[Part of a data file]
- - -

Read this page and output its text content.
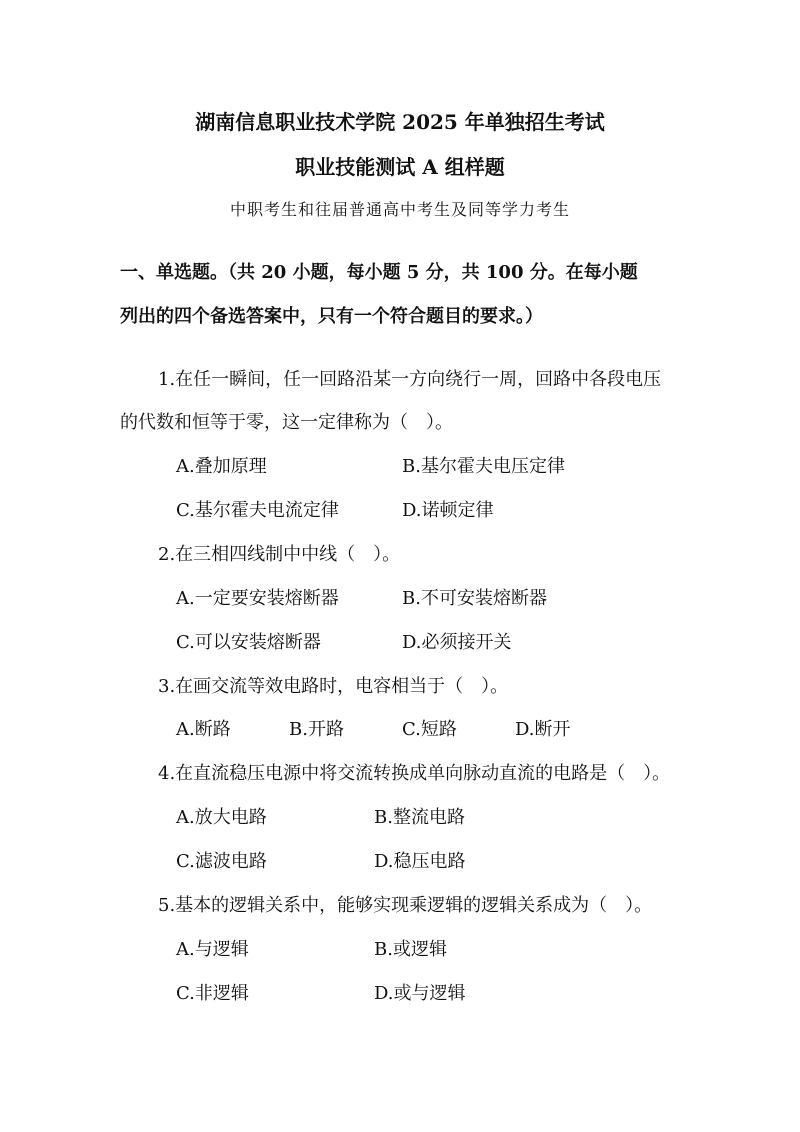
湖南信息职业技术学院 2025 年单独招生考试
职业技能测试 A 组样题
中职考生和往届普通高中考生及同等学力考生
一、单选题。（共 20 小题，每小题 5 分，共 100 分。在每小题
列出的四个备选答案中，只有一个符合题目的要求。）
1.在任一瞬间，任一回路沿某一方向绕行一周，回路中各段电压
的代数和恒等于零，这一定律称为（　）。
A.叠加原理	B.基尔霍夫电压定律
C.基尔霍夫电流定律	D.诺顿定律
2.在三相四线制中中线（　）。
A.一定要安装熔断器	B.不可安装熔断器
C.可以安装熔断器	D.必须接开关
3.在画交流等效电路时，电容相当于（　）。
A.断路	B.开路	C.短路	D.断开
4.在直流稳压电源中将交流转换成单向脉动直流的电路是（　）。
A.放大电路	B.整流电路
C.滤波电路	D.稳压电路
5.基本的逻辑关系中，能够实现乘逻辑的逻辑关系成为（　）。
A.与逻辑	B.或逻辑
C.非逻辑	D.或与逻辑
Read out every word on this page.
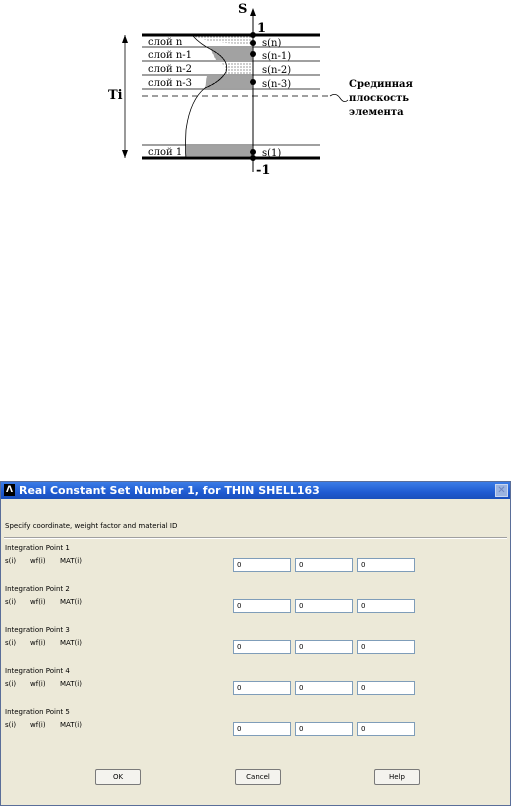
S
1
-1
Ti
слой n
слой n-1
слой n-2
слой n-3
слой 1
s(n)
s(n-1)
s(n-2)
s(n-3)
s(1)
Срединная
плоскость
элемента
Λ Real Constant Set Number 1, for THIN SHELL163	✕
Specify coordinate, weight factor and material ID
Integration Point 1
s(i) wf(i) MAT(i)	0	0	0
Integration Point 2
s(i) wf(i) MAT(i)	0	0	0
Integration Point 3
s(i) wf(i) MAT(i)	0	0	0
Integration Point 4
s(i) wf(i) MAT(i)	0	0	0
Integration Point 5
s(i) wf(i) MAT(i)	0	0	0
OK	Cancel	Help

- - -

* WHAT IS BEING ASKED:
Leaving aside the images, write out the entries above word for word.

* RESULT OF THIS EXERCISE:
Read this page and output its text content.
湖南信息职业技术学院 2025 年单独招生考试
职业技能测试 A 组样题
中职考生和往届普通高中考生及同等学力考生
一、单选题。（共 20 小题，每小题 5 分，共 100 分。在每小题
列出的四个备选答案中，只有一个符合题目的要求。）
1.在任一瞬间，任一回路沿某一方向绕行一周，回路中各段电压
的代数和恒等于零，这一定律称为（　）。
A.叠加原理	B.基尔霍夫电压定律
C.基尔霍夫电流定律	D.诺顿定律
2.在三相四线制中中线（　）。
A.一定要安装熔断器	B.不可安装熔断器
C.可以安装熔断器	D.必须接开关
3.在画交流等效电路时，电容相当于（　）。
A.断路	B.开路	C.短路	D.断开
4.在直流稳压电源中将交流转换成单向脉动直流的电路是（　）。
A.放大电路	B.整流电路
C.滤波电路	D.稳压电路
5.基本的逻辑关系中，能够实现乘逻辑的逻辑关系成为（　）。
A.与逻辑	B.或逻辑
C.非逻辑	D.或与逻辑
Read out every word on this page.
S
1
-1
Ti
слой n
слой n-1
слой n-2
слой n-3
слой 1
s(n)
s(n-1)
s(n-2)
s(n-3)
s(1)
Срединная
плоскость
элемента
Λ Real Constant Set Number 1, for THIN SHELL163	✕
Specify coordinate, weight factor and material ID
Integration Point 1
s(i) wf(i) MAT(i)	0	0	0
Integration Point 2
s(i) wf(i) MAT(i)	0	0	0
Integration Point 3
s(i) wf(i) MAT(i)	0	0	0
Integration Point 4
s(i) wf(i) MAT(i)	0	0	0
Integration Point 5
s(i) wf(i) MAT(i)	0	0	0
OK	Cancel	Help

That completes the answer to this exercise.